# WHAT YOU SHOULD DO:
List the lines of this listing that hold the word "Width".

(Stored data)

****

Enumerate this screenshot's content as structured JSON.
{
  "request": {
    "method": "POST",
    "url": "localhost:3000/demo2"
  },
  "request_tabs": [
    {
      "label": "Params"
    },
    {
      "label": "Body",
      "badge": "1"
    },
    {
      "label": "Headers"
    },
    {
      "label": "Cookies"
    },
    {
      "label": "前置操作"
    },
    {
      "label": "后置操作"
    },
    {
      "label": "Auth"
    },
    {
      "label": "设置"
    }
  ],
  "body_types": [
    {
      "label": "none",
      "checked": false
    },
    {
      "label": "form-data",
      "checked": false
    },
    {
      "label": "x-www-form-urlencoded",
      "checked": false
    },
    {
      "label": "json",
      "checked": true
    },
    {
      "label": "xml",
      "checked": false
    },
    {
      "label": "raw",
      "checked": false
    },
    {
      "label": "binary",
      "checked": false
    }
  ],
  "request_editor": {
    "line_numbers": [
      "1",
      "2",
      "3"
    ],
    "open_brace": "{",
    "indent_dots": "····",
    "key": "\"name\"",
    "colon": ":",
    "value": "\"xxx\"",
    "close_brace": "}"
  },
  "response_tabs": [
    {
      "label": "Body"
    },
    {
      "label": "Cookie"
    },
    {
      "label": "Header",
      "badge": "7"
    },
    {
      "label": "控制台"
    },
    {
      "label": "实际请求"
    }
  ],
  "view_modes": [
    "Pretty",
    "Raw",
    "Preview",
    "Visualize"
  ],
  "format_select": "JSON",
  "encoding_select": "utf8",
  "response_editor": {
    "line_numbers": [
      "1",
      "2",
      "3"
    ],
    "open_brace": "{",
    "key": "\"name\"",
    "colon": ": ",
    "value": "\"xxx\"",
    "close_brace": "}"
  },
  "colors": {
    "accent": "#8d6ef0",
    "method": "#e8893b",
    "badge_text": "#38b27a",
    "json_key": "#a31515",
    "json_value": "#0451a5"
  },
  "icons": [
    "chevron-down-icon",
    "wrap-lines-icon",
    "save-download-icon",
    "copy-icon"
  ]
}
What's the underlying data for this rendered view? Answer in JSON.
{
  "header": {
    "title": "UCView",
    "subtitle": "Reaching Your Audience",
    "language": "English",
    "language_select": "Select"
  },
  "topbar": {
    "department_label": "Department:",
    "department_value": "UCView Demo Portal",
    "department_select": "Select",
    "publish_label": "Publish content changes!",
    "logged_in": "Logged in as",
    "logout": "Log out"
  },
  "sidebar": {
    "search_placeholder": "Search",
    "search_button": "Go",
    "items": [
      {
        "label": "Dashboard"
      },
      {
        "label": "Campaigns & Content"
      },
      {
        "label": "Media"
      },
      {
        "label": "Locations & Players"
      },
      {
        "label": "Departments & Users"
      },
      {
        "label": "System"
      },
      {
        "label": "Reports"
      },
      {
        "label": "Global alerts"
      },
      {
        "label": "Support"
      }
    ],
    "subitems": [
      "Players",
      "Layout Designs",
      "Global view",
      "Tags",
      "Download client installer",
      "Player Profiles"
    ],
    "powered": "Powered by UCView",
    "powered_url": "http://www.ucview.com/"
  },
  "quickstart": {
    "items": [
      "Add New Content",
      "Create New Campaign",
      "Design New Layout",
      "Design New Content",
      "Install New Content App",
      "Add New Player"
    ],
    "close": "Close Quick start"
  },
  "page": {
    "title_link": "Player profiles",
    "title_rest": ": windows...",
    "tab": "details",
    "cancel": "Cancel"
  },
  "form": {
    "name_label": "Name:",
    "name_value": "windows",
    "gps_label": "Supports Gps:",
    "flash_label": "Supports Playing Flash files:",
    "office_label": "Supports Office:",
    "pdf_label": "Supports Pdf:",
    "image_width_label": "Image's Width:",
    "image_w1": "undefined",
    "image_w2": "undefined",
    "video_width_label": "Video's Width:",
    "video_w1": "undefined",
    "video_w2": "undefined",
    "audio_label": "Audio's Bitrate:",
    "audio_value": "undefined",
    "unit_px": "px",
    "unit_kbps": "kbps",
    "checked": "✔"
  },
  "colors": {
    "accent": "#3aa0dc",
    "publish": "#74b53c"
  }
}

****

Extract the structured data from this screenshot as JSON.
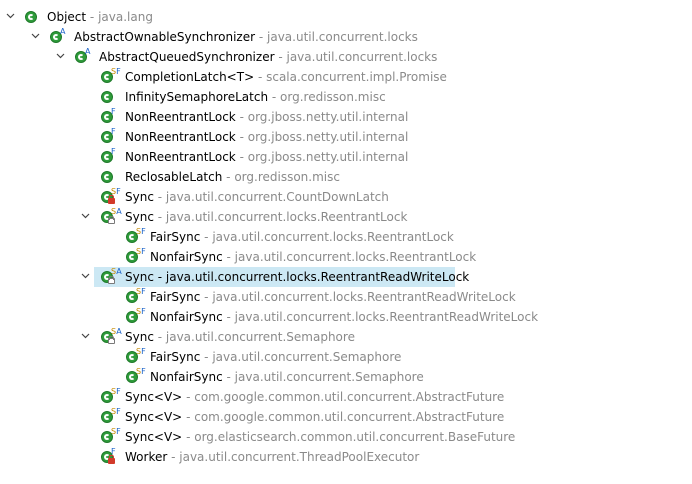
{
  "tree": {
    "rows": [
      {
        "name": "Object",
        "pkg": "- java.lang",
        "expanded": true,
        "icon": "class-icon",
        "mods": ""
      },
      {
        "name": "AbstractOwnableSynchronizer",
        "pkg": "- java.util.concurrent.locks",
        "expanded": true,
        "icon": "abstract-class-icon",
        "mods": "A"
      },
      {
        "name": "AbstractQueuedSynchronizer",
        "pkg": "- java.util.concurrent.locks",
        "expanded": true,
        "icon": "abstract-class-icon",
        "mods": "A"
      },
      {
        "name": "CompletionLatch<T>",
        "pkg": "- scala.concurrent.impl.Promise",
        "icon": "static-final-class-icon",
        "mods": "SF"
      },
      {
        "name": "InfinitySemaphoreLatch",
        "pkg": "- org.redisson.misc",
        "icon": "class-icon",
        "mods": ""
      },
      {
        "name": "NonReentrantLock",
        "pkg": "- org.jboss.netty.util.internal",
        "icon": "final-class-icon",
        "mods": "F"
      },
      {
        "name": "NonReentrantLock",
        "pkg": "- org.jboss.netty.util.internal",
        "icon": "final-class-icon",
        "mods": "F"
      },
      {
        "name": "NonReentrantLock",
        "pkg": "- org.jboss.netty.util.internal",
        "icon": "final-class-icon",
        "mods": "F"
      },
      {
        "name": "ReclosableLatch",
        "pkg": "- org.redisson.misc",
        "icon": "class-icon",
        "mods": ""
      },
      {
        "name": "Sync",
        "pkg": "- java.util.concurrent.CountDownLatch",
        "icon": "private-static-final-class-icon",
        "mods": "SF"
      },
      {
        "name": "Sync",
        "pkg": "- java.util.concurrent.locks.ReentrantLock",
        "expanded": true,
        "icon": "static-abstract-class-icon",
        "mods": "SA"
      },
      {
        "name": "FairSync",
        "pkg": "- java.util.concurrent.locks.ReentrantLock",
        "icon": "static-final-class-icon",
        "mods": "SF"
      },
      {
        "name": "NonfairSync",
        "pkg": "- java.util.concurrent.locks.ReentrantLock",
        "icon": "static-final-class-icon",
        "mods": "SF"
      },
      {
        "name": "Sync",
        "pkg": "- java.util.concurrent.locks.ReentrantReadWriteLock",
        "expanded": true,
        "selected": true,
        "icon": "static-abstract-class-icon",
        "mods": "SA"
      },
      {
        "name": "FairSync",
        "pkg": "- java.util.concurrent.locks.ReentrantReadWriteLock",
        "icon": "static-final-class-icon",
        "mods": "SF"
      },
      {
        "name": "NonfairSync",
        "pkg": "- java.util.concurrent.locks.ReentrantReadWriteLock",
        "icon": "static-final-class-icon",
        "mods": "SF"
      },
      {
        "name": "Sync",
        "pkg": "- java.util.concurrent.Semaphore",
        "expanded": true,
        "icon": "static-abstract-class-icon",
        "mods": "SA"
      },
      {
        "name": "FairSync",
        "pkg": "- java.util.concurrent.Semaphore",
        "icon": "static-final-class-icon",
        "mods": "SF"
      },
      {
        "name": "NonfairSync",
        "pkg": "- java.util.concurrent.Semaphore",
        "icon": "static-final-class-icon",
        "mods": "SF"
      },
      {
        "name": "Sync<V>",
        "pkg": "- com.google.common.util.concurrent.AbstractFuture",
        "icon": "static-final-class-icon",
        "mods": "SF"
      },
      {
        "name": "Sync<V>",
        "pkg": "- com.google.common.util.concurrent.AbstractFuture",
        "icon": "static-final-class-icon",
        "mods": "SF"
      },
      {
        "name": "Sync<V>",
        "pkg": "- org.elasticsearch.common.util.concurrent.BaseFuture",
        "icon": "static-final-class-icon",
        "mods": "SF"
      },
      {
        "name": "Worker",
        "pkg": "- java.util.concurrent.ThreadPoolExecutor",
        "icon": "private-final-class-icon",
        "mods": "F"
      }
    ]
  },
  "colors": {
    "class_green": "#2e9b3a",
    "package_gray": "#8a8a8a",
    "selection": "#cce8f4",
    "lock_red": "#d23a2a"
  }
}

****

# RESULT BELOW:
    "image_width_label": "Image's Width:",
    "video_width_label": "Video's Width:",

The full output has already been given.